■ Task material:
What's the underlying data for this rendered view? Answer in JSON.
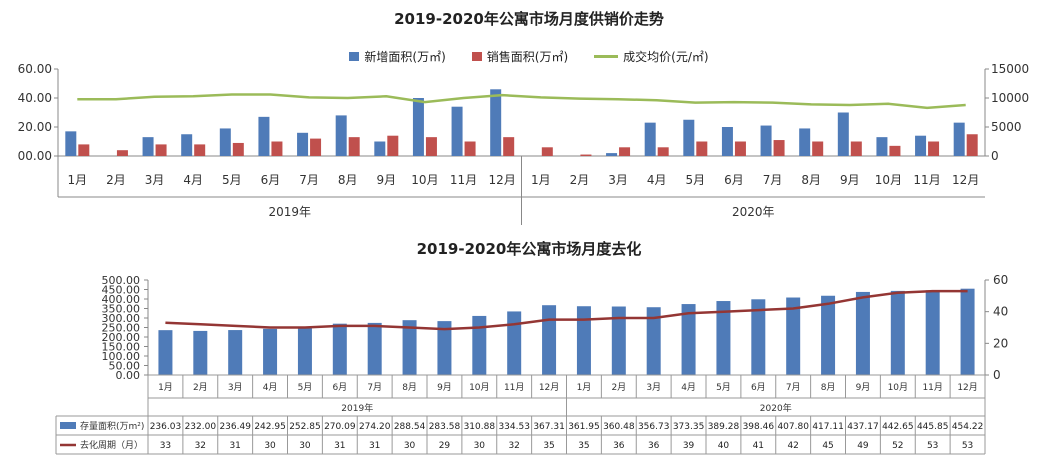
{
  "chart_data": [
    {
      "type": "bar",
      "title": "2019-2020年公寓市场月度供销价走势",
      "categories": [
        "1月",
        "2月",
        "3月",
        "4月",
        "5月",
        "6月",
        "7月",
        "8月",
        "9月",
        "10月",
        "11月",
        "12月",
        "1月",
        "2月",
        "3月",
        "4月",
        "5月",
        "6月",
        "7月",
        "8月",
        "9月",
        "10月",
        "11月",
        "12月"
      ],
      "groups": [
        {
          "label": "2019年",
          "span": 12
        },
        {
          "label": "2020年",
          "span": 12
        }
      ],
      "series": [
        {
          "name": "新增面积(万㎡)",
          "type": "bar",
          "axis": "left",
          "color": "#4F7BB8",
          "values": [
            17,
            0,
            13,
            15,
            19,
            27,
            16,
            28,
            10,
            40,
            34,
            46,
            0,
            0,
            2,
            23,
            25,
            20,
            21,
            19,
            30,
            13,
            14,
            23
          ]
        },
        {
          "name": "销售面积(万㎡)",
          "type": "bar",
          "axis": "left",
          "color": "#C0504D",
          "values": [
            8,
            4,
            8,
            8,
            9,
            10,
            12,
            13,
            14,
            13,
            10,
            13,
            6,
            1,
            6,
            6,
            10,
            10,
            11,
            10,
            10,
            7,
            10,
            15
          ]
        },
        {
          "name": "成交均价(元/㎡)",
          "type": "line",
          "axis": "right",
          "color": "#9BBB59",
          "values": [
            9800,
            9800,
            10200,
            10300,
            10600,
            10600,
            10100,
            10000,
            10300,
            9300,
            10000,
            10500,
            10100,
            9900,
            9800,
            9600,
            9200,
            9300,
            9200,
            8900,
            8800,
            9000,
            8300,
            8800
          ]
        }
      ],
      "ylim": [
        0,
        60
      ],
      "y_ticks": [
        "60.00",
        "40.00",
        "20.00",
        "00.00"
      ],
      "y2lim": [
        0,
        15000
      ],
      "y2_ticks": [
        "15000",
        "10000",
        "5000",
        "0"
      ],
      "legend": "top-center",
      "grid": false
    },
    {
      "type": "bar",
      "title": "2019-2020年公寓市场月度去化",
      "categories": [
        "1月",
        "2月",
        "3月",
        "4月",
        "5月",
        "6月",
        "7月",
        "8月",
        "9月",
        "10月",
        "11月",
        "12月",
        "1月",
        "2月",
        "3月",
        "4月",
        "5月",
        "6月",
        "7月",
        "8月",
        "9月",
        "10月",
        "11月",
        "12月"
      ],
      "groups": [
        {
          "label": "2019年",
          "span": 12
        },
        {
          "label": "2020年",
          "span": 12
        }
      ],
      "series": [
        {
          "name": "存量面积(万m²)",
          "type": "bar",
          "axis": "left",
          "color": "#4F7BB8",
          "values": [
            236.03,
            232.0,
            236.49,
            242.95,
            252.85,
            270.09,
            274.2,
            288.54,
            283.58,
            310.88,
            334.53,
            367.31,
            361.95,
            360.48,
            356.73,
            373.35,
            389.28,
            398.46,
            407.8,
            417.11,
            437.17,
            442.65,
            445.85,
            454.22
          ],
          "labels": [
            "236.03",
            "232.00",
            "236.49",
            "242.95",
            "252.85",
            "270.09",
            "274.20",
            "288.54",
            "283.58",
            "310.88",
            "334.53",
            "367.31",
            "361.95",
            "360.48",
            "356.73",
            "373.35",
            "389.28",
            "398.46",
            "407.80",
            "417.11",
            "437.17",
            "442.65",
            "445.85",
            "454.22"
          ]
        },
        {
          "name": "去化周期（月）",
          "type": "line",
          "axis": "right",
          "color": "#943634",
          "values": [
            33,
            32,
            31,
            30,
            30,
            31,
            31,
            30,
            29,
            30,
            32,
            35,
            35,
            36,
            36,
            39,
            40,
            41,
            42,
            45,
            49,
            52,
            53,
            53
          ],
          "labels": [
            "33",
            "32",
            "31",
            "30",
            "30",
            "31",
            "31",
            "30",
            "29",
            "30",
            "32",
            "35",
            "35",
            "36",
            "36",
            "39",
            "40",
            "41",
            "42",
            "45",
            "49",
            "52",
            "53",
            "53"
          ]
        }
      ],
      "ylim": [
        0,
        500
      ],
      "y_ticks": [
        "500.00",
        "450.00",
        "400.00",
        "350.00",
        "300.00",
        "250.00",
        "200.00",
        "150.00",
        "100.00",
        "50.00",
        "0.00"
      ],
      "y2lim": [
        0,
        60
      ],
      "y2_ticks": [
        "60",
        "40",
        "20",
        "0"
      ],
      "legend": "data-table",
      "grid": false
    }
  ]
}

■ Required task:
Give the material again exactly as it is, but keep the pictures out.

■ The completed task:
What's the underlying data for this rendered view? Answer in JSON.
{
  "chart_data": [
    {
      "type": "bar",
      "title": "2019-2020年公寓市场月度供销价走势",
      "categories": [
        "1月",
        "2月",
        "3月",
        "4月",
        "5月",
        "6月",
        "7月",
        "8月",
        "9月",
        "10月",
        "11月",
        "12月",
        "1月",
        "2月",
        "3月",
        "4月",
        "5月",
        "6月",
        "7月",
        "8月",
        "9月",
        "10月",
        "11月",
        "12月"
      ],
      "groups": [
        {
          "label": "2019年",
          "span": 12
        },
        {
          "label": "2020年",
          "span": 12
        }
      ],
      "series": [
        {
          "name": "新增面积(万㎡)",
          "type": "bar",
          "axis": "left",
          "color": "#4F7BB8",
          "values": [
            17,
            0,
            13,
            15,
            19,
            27,
            16,
            28,
            10,
            40,
            34,
            46,
            0,
            0,
            2,
            23,
            25,
            20,
            21,
            19,
            30,
            13,
            14,
            23
          ]
        },
        {
          "name": "销售面积(万㎡)",
          "type": "bar",
          "axis": "left",
          "color": "#C0504D",
          "values": [
            8,
            4,
            8,
            8,
            9,
            10,
            12,
            13,
            14,
            13,
            10,
            13,
            6,
            1,
            6,
            6,
            10,
            10,
            11,
            10,
            10,
            7,
            10,
            15
          ]
        },
        {
          "name": "成交均价(元/㎡)",
          "type": "line",
          "axis": "right",
          "color": "#9BBB59",
          "values": [
            9800,
            9800,
            10200,
            10300,
            10600,
            10600,
            10100,
            10000,
            10300,
            9300,
            10000,
            10500,
            10100,
            9900,
            9800,
            9600,
            9200,
            9300,
            9200,
            8900,
            8800,
            9000,
            8300,
            8800
          ]
        }
      ],
      "ylim": [
        0,
        60
      ],
      "y_ticks": [
        "60.00",
        "40.00",
        "20.00",
        "00.00"
      ],
      "y2lim": [
        0,
        15000
      ],
      "y2_ticks": [
        "15000",
        "10000",
        "5000",
        "0"
      ],
      "legend": "top-center",
      "grid": false
    },
    {
      "type": "bar",
      "title": "2019-2020年公寓市场月度去化",
      "categories": [
        "1月",
        "2月",
        "3月",
        "4月",
        "5月",
        "6月",
        "7月",
        "8月",
        "9月",
        "10月",
        "11月",
        "12月",
        "1月",
        "2月",
        "3月",
        "4月",
        "5月",
        "6月",
        "7月",
        "8月",
        "9月",
        "10月",
        "11月",
        "12月"
      ],
      "groups": [
        {
          "label": "2019年",
          "span": 12
        },
        {
          "label": "2020年",
          "span": 12
        }
      ],
      "series": [
        {
          "name": "存量面积(万m²)",
          "type": "bar",
          "axis": "left",
          "color": "#4F7BB8",
          "values": [
            236.03,
            232.0,
            236.49,
            242.95,
            252.85,
            270.09,
            274.2,
            288.54,
            283.58,
            310.88,
            334.53,
            367.31,
            361.95,
            360.48,
            356.73,
            373.35,
            389.28,
            398.46,
            407.8,
            417.11,
            437.17,
            442.65,
            445.85,
            454.22
          ],
          "labels": [
            "236.03",
            "232.00",
            "236.49",
            "242.95",
            "252.85",
            "270.09",
            "274.20",
            "288.54",
            "283.58",
            "310.88",
            "334.53",
            "367.31",
            "361.95",
            "360.48",
            "356.73",
            "373.35",
            "389.28",
            "398.46",
            "407.80",
            "417.11",
            "437.17",
            "442.65",
            "445.85",
            "454.22"
          ]
        },
        {
          "name": "去化周期（月）",
          "type": "line",
          "axis": "right",
          "color": "#943634",
          "values": [
            33,
            32,
            31,
            30,
            30,
            31,
            31,
            30,
            29,
            30,
            32,
            35,
            35,
            36,
            36,
            39,
            40,
            41,
            42,
            45,
            49,
            52,
            53,
            53
          ],
          "labels": [
            "33",
            "32",
            "31",
            "30",
            "30",
            "31",
            "31",
            "30",
            "29",
            "30",
            "32",
            "35",
            "35",
            "36",
            "36",
            "39",
            "40",
            "41",
            "42",
            "45",
            "49",
            "52",
            "53",
            "53"
          ]
        }
      ],
      "ylim": [
        0,
        500
      ],
      "y_ticks": [
        "500.00",
        "450.00",
        "400.00",
        "350.00",
        "300.00",
        "250.00",
        "200.00",
        "150.00",
        "100.00",
        "50.00",
        "0.00"
      ],
      "y2lim": [
        0,
        60
      ],
      "y2_ticks": [
        "60",
        "40",
        "20",
        "0"
      ],
      "legend": "data-table",
      "grid": false
    }
  ]
}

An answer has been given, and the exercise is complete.